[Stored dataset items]
● ● ●

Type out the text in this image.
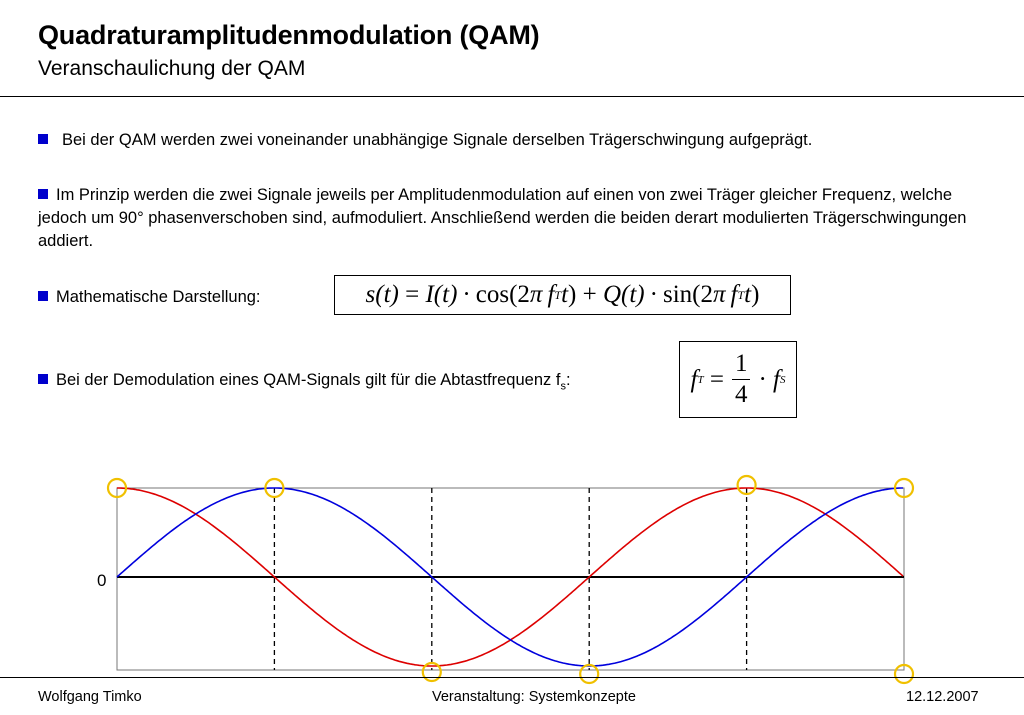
Quadraturamplitudenmodulation (QAM)
Veranschaulichung der QAM
Bei der QAM werden zwei voneinander unabhängige Signale derselben Trägerschwingung aufgeprägt.
Im Prinzip werden die zwei Signale jeweils per Amplitudenmodulation auf einen von zwei Träger gleicher Frequenz, welche jedoch um 90° phasenverschoben sind, aufmoduliert. Anschließend werden die beiden derart modulierten Trägerschwingungen addiert.
Mathematische Darstellung:	s(t) = I(t)  ·
  cos(2 π f T t )
+ Q(t)  ·
  sin(2 π f T t )
Bei der Demodulation eines QAM-Signals gilt für die Abtastfrequenz $f_s$:	f T
= $\frac{1}{4} \cdot f$ S
0
Wolfgang Timko	Veranstaltung: Systemkonzepte	12.12.2007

● ● ●

REQUIRED TASK
The records above should be reproduced exactly, with no pictures included.

WRITTEN REPLY
Type out the text in this image.
Quadraturamplitudenmodulation (QAM)
Veranschaulichung der QAM
Bei der QAM werden zwei voneinander unabhängige Signale derselben Trägerschwingung aufgeprägt.
Im Prinzip werden die zwei Signale jeweils per Amplitudenmodulation auf einen von zwei Träger gleicher Frequenz, welche jedoch um 90° phasenverschoben sind, aufmoduliert. Anschließend werden die beiden derart modulierten Trägerschwingungen addiert.
Mathematische Darstellung:	s(t) = I(t)  ·
  cos(2 π f T t )
+ Q(t)  ·
  sin(2 π f T t )
Bei der Demodulation eines QAM-Signals gilt für die Abtastfrequenz $f_s$:	f T
= $\frac{1}{4} \cdot f$ S
0
Wolfgang Timko	Veranstaltung: Systemkonzepte	12.12.2007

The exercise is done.